Русские писатели о евреях. Книга 1
Шрифт:
Жена его, Эстер, показала, что вовсе не знает Терентьевой, а после запуталась сама и созналась в противном. В исступлении бросалась на уличительниц и поносила их бранью.
Хайна Черномордина уверяла, что ни одной из этих трех баб не видывала и вовсе не слышала о убийстве мальчика. Бледнела и дрожала, не могла стоять на месте, мялась, отворачивалась; молчала упорно или злобно кричала и отнюдь не хотела смотреть на показываемый ей кровавый лоскуток холста, о коем упомянуто было выше.

→ ЗАДАНИЕ A
Как в отрывке названа жена, которая сперва заявила, что не знает Терентьевой?
→ ЗАДАНИЕ B
Согласуются ли с отрывком следующие утверждения? (i) Жена в конце концов созналась в противоположном тому, что показала сначала. (ii) Хайна Черномордина охотно посмотрела на показанный ей лоскуток холста. (iii) Хайна Черномордина признала, что видела одну из трёх баб.
→ ЗАДАНИЕ C
Выпишите из отрывка фрагмент, который начинается со слов «Русские писатели о». Остановитесь после слов «упомянуто было выше.».
Данные для этой работы не понадобятся.

→ ИСХОДНЫЕ ДАННЫЕ
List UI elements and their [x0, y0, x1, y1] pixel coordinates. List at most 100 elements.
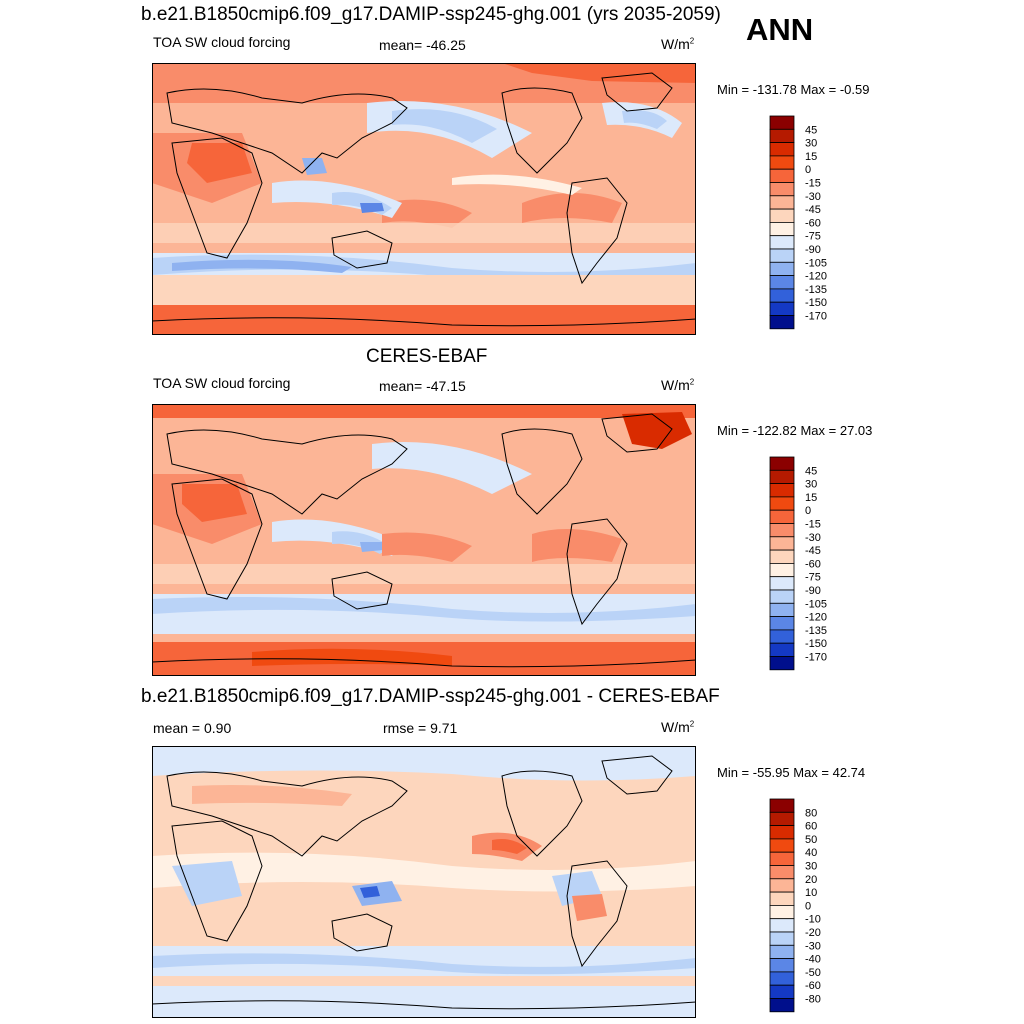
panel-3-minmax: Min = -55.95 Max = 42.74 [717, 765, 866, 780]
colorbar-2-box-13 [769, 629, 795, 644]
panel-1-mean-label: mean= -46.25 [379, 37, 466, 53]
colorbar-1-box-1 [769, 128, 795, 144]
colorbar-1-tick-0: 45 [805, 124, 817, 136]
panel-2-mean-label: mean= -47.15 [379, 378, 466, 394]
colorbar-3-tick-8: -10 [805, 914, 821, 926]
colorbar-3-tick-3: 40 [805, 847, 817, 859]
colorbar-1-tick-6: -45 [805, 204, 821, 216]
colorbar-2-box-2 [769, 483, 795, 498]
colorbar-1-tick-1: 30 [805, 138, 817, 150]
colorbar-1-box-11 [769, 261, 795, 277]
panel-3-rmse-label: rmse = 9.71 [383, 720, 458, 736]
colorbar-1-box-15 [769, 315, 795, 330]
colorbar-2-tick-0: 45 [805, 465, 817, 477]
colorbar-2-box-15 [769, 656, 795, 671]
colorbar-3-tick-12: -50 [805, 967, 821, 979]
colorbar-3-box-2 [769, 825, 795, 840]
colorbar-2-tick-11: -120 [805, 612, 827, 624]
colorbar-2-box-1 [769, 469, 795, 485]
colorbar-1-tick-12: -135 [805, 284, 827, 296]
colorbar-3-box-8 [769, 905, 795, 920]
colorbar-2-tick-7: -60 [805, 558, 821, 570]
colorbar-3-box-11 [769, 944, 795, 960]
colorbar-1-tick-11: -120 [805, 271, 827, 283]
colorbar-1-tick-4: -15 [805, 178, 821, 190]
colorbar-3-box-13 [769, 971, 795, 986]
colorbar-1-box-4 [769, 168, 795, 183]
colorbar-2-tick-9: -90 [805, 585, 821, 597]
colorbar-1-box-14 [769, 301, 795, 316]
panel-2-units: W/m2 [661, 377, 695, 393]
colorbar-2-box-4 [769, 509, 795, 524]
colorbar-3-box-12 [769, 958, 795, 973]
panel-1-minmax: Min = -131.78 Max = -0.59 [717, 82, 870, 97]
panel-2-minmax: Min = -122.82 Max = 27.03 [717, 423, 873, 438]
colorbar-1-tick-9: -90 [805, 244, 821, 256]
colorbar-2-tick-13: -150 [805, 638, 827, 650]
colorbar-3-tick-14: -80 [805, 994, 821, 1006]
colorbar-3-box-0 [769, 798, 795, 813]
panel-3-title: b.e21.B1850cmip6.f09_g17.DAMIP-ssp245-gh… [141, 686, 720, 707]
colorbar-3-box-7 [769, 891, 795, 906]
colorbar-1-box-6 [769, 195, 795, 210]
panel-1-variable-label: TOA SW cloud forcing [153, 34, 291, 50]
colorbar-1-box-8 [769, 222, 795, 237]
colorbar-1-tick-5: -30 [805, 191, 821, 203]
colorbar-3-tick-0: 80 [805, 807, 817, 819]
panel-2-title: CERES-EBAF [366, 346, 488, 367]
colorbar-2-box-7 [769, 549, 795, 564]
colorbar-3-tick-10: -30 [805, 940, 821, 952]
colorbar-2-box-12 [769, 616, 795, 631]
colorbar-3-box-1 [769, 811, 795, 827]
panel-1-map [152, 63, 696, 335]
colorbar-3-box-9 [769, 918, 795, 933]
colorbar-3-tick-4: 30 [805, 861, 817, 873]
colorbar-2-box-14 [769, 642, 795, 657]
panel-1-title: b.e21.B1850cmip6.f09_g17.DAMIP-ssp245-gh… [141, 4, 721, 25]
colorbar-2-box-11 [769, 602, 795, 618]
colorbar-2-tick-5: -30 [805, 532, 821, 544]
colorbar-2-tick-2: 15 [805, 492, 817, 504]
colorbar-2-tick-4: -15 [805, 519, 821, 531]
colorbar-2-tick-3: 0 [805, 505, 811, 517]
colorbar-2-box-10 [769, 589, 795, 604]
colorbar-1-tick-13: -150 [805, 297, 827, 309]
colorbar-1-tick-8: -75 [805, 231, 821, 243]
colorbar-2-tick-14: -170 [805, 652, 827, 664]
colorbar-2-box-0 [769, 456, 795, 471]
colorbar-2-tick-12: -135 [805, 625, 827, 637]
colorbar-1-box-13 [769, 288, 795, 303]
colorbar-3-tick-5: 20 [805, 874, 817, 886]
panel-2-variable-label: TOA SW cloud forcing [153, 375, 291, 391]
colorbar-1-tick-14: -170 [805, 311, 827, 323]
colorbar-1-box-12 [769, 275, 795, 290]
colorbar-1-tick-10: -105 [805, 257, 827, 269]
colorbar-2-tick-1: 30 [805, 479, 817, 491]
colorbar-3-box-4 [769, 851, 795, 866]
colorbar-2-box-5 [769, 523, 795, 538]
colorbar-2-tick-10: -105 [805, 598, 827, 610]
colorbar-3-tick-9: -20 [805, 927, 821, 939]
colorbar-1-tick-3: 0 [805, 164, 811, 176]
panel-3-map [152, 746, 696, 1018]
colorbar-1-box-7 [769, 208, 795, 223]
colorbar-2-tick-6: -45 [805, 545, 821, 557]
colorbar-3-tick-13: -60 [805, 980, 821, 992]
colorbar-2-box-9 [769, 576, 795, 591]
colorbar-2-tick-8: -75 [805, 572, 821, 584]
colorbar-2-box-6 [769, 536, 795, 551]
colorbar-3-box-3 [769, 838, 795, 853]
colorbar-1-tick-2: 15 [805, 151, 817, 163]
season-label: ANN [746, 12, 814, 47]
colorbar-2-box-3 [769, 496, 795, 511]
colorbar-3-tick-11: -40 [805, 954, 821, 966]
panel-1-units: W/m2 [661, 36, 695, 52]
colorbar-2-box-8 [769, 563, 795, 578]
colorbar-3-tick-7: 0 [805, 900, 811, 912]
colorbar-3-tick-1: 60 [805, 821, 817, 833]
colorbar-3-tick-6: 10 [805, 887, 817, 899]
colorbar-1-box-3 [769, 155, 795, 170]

→ ПОЛНЫЙ ОТВЕТ A
Её зовут Эстер.

→ ПОЛНЫЙ ОТВЕТ B
(i) Да: «а после запуталась сама и созналась в противном».
(ii) Нет: «отнюдь не хотела смотреть на показываемый ей кровавый лоскуток холста».
(iii) Нет: «ни одной из этих трех баб не видывала».

→ ПОЛНЫЙ ОТВЕТ C
Русские писатели о евреях. Книга 1
Шрифт:
Жена его, Эстер, показала, что вовсе не знает Терентьевой, а после запуталась сама и созналась в противном. В исступлении бросалась на уличительниц и поносила их бранью.
Хайна Черномордина уверяла, что ни одной из этих трех баб не видывала и вовсе не слышала о убийстве мальчика. Бледнела и дрожала, не могла стоять на месте, мялась, отворачивалась; молчала упорно или злобно кричала и отнюдь не хотела смотреть на показываемый ей кровавый лоскуток холста, о коем упомянуто было выше.